--- To do ---
Copy every record word for word.

####################

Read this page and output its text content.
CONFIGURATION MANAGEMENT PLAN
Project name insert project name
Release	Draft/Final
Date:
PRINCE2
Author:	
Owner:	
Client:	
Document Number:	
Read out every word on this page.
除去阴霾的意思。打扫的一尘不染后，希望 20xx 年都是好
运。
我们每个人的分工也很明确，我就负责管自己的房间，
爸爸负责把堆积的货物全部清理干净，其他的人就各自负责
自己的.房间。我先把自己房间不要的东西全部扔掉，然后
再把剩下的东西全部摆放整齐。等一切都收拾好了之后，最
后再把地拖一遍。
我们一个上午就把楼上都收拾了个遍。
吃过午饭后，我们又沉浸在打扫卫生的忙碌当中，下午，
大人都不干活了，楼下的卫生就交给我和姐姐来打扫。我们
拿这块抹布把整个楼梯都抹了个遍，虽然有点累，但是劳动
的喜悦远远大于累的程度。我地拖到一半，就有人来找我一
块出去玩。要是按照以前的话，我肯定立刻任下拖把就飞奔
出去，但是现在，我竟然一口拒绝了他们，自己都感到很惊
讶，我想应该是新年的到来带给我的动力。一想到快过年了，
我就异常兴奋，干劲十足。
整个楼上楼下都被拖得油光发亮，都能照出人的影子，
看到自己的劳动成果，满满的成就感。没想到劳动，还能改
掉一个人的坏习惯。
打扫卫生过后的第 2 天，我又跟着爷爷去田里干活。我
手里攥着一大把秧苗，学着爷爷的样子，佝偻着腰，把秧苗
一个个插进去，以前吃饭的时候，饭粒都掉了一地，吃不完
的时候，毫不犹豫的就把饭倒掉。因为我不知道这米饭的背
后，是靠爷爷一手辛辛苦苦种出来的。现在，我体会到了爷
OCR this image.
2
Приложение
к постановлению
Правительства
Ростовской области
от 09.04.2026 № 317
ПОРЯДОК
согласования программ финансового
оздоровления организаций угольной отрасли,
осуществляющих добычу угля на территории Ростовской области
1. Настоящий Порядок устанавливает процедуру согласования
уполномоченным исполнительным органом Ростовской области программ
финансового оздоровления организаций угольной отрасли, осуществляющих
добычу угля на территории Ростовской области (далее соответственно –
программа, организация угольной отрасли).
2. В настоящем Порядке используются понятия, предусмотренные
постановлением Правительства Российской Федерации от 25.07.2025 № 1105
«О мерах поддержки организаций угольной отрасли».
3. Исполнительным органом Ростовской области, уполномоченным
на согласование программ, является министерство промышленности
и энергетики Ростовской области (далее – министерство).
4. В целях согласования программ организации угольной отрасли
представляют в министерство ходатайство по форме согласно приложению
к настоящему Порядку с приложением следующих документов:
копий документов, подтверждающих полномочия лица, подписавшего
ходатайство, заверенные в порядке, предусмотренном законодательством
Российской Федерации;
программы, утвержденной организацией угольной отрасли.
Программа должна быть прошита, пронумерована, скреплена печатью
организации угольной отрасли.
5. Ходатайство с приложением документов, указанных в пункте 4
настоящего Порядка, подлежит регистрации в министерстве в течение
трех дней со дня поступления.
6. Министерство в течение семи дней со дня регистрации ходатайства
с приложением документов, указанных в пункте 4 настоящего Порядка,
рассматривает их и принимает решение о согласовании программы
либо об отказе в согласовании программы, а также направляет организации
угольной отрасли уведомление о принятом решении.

####################

--- Reply to the exercise ---
Read this page and output its text content.
CONFIGURATION MANAGEMENT PLAN
Project name insert project name
Release	Draft/Final
Date:
PRINCE2
Author:	
Owner:	
Client:	
Document Number:	
Read out every word on this page.
除去阴霾的意思。打扫的一尘不染后，希望 20xx 年都是好
运。
我们每个人的分工也很明确，我就负责管自己的房间，
爸爸负责把堆积的货物全部清理干净，其他的人就各自负责
自己的.房间。我先把自己房间不要的东西全部扔掉，然后
再把剩下的东西全部摆放整齐。等一切都收拾好了之后，最
后再把地拖一遍。
我们一个上午就把楼上都收拾了个遍。
吃过午饭后，我们又沉浸在打扫卫生的忙碌当中，下午，
大人都不干活了，楼下的卫生就交给我和姐姐来打扫。我们
拿这块抹布把整个楼梯都抹了个遍，虽然有点累，但是劳动
的喜悦远远大于累的程度。我地拖到一半，就有人来找我一
块出去玩。要是按照以前的话，我肯定立刻任下拖把就飞奔
出去，但是现在，我竟然一口拒绝了他们，自己都感到很惊
讶，我想应该是新年的到来带给我的动力。一想到快过年了，
我就异常兴奋，干劲十足。
整个楼上楼下都被拖得油光发亮，都能照出人的影子，
看到自己的劳动成果，满满的成就感。没想到劳动，还能改
掉一个人的坏习惯。
打扫卫生过后的第 2 天，我又跟着爷爷去田里干活。我
手里攥着一大把秧苗，学着爷爷的样子，佝偻着腰，把秧苗
一个个插进去，以前吃饭的时候，饭粒都掉了一地，吃不完
的时候，毫不犹豫的就把饭倒掉。因为我不知道这米饭的背
后，是靠爷爷一手辛辛苦苦种出来的。现在，我体会到了爷
OCR this image.
2
Приложение
к постановлению
Правительства
Ростовской области
от 09.04.2026 № 317
ПОРЯДОК
согласования программ финансового
оздоровления организаций угольной отрасли,
осуществляющих добычу угля на территории Ростовской области
1. Настоящий Порядок устанавливает процедуру согласования
уполномоченным исполнительным органом Ростовской области программ
финансового оздоровления организаций угольной отрасли, осуществляющих
добычу угля на территории Ростовской области (далее соответственно –
программа, организация угольной отрасли).
2. В настоящем Порядке используются понятия, предусмотренные
постановлением Правительства Российской Федерации от 25.07.2025 № 1105
«О мерах поддержки организаций угольной отрасли».
3. Исполнительным органом Ростовской области, уполномоченным
на согласование программ, является министерство промышленности
и энергетики Ростовской области (далее – министерство).
4. В целях согласования программ организации угольной отрасли
представляют в министерство ходатайство по форме согласно приложению
к настоящему Порядку с приложением следующих документов:
копий документов, подтверждающих полномочия лица, подписавшего
ходатайство, заверенные в порядке, предусмотренном законодательством
Российской Федерации;
программы, утвержденной организацией угольной отрасли.
Программа должна быть прошита, пронумерована, скреплена печатью
организации угольной отрасли.
5. Ходатайство с приложением документов, указанных в пункте 4
настоящего Порядка, подлежит регистрации в министерстве в течение
трех дней со дня поступления.
6. Министерство в течение семи дней со дня регистрации ходатайства
с приложением документов, указанных в пункте 4 настоящего Порядка,
рассматривает их и принимает решение о согласовании программы
либо об отказе в согласовании программы, а также направляет организации
угольной отрасли уведомление о принятом решении.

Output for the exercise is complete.